__Task goal__. Retype the records below exactly as they appear.

__Exercise inputs__.
-.-.-
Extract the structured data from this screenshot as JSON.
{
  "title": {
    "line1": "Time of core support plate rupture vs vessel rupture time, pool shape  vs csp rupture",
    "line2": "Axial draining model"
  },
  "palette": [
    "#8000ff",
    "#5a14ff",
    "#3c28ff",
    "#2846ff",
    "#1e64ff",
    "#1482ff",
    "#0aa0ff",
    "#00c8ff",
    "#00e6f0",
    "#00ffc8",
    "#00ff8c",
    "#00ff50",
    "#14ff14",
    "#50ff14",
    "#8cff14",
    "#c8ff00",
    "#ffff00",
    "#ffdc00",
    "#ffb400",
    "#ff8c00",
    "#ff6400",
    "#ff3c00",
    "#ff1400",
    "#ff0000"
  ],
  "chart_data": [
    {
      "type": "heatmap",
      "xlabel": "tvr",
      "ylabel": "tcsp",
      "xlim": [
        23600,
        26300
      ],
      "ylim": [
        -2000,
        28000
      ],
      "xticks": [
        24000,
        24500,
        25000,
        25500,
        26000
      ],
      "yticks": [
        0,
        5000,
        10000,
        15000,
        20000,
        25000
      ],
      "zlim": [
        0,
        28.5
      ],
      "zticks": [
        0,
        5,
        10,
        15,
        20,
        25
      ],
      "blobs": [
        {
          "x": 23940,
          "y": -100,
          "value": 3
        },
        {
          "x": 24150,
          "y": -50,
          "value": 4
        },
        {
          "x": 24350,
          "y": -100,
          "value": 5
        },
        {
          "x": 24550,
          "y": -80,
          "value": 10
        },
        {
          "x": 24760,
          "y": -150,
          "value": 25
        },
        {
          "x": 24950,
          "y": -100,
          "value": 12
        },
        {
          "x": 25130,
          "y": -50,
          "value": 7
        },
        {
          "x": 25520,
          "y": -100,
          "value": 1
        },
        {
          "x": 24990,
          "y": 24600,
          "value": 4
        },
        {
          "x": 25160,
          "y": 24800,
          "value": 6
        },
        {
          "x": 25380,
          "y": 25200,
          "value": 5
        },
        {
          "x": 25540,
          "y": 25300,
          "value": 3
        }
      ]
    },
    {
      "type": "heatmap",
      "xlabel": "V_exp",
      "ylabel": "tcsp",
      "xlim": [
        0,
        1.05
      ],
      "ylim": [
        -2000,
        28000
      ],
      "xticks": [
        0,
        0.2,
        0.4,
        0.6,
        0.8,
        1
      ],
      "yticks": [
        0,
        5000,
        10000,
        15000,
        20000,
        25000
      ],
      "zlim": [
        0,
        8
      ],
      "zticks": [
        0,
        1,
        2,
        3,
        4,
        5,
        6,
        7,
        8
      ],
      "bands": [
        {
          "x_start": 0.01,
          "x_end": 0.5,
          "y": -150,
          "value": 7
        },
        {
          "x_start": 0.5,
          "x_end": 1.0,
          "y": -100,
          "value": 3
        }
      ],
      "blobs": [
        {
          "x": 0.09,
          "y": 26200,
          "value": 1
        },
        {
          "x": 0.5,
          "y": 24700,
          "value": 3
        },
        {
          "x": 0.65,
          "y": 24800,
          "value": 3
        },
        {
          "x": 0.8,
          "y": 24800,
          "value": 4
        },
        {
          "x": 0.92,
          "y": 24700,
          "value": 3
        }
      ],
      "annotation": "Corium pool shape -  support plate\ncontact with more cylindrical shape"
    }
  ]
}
-.-.-
__Solution to this problem__.
Extract the structured data from this screenshot as JSON.
{
  "title": {
    "line1": "Time of core support plate rupture vs vessel rupture time, pool shape  vs csp rupture",
    "line2": "Axial draining model"
  },
  "palette": [
    "#8000ff",
    "#5a14ff",
    "#3c28ff",
    "#2846ff",
    "#1e64ff",
    "#1482ff",
    "#0aa0ff",
    "#00c8ff",
    "#00e6f0",
    "#00ffc8",
    "#00ff8c",
    "#00ff50",
    "#14ff14",
    "#50ff14",
    "#8cff14",
    "#c8ff00",
    "#ffff00",
    "#ffdc00",
    "#ffb400",
    "#ff8c00",
    "#ff6400",
    "#ff3c00",
    "#ff1400",
    "#ff0000"
  ],
  "chart_data": [
    {
      "type": "heatmap",
      "xlabel": "tvr",
      "ylabel": "tcsp",
      "xlim": [
        23600,
        26300
      ],
      "ylim": [
        -2000,
        28000
      ],
      "xticks": [
        24000,
        24500,
        25000,
        25500,
        26000
      ],
      "yticks": [
        0,
        5000,
        10000,
        15000,
        20000,
        25000
      ],
      "zlim": [
        0,
        28.5
      ],
      "zticks": [
        0,
        5,
        10,
        15,
        20,
        25
      ],
      "blobs": [
        {
          "x": 23940,
          "y": -100,
          "value": 3
        },
        {
          "x": 24150,
          "y": -50,
          "value": 4
        },
        {
          "x": 24350,
          "y": -100,
          "value": 5
        },
        {
          "x": 24550,
          "y": -80,
          "value": 10
        },
        {
          "x": 24760,
          "y": -150,
          "value": 25
        },
        {
          "x": 24950,
          "y": -100,
          "value": 12
        },
        {
          "x": 25130,
          "y": -50,
          "value": 7
        },
        {
          "x": 25520,
          "y": -100,
          "value": 1
        },
        {
          "x": 24990,
          "y": 24600,
          "value": 4
        },
        {
          "x": 25160,
          "y": 24800,
          "value": 6
        },
        {
          "x": 25380,
          "y": 25200,
          "value": 5
        },
        {
          "x": 25540,
          "y": 25300,
          "value": 3
        }
      ]
    },
    {
      "type": "heatmap",
      "xlabel": "V_exp",
      "ylabel": "tcsp",
      "xlim": [
        0,
        1.05
      ],
      "ylim": [
        -2000,
        28000
      ],
      "xticks": [
        0,
        0.2,
        0.4,
        0.6,
        0.8,
        1
      ],
      "yticks": [
        0,
        5000,
        10000,
        15000,
        20000,
        25000
      ],
      "zlim": [
        0,
        8
      ],
      "zticks": [
        0,
        1,
        2,
        3,
        4,
        5,
        6,
        7,
        8
      ],
      "bands": [
        {
          "x_start": 0.01,
          "x_end": 0.5,
          "y": -150,
          "value": 7
        },
        {
          "x_start": 0.5,
          "x_end": 1.0,
          "y": -100,
          "value": 3
        }
      ],
      "blobs": [
        {
          "x": 0.09,
          "y": 26200,
          "value": 1
        },
        {
          "x": 0.5,
          "y": 24700,
          "value": 3
        },
        {
          "x": 0.65,
          "y": 24800,
          "value": 3
        },
        {
          "x": 0.8,
          "y": 24800,
          "value": 4
        },
        {
          "x": 0.92,
          "y": 24700,
          "value": 3
        }
      ],
      "annotation": "Corium pool shape -  support plate\ncontact with more cylindrical shape"
    }
  ]
}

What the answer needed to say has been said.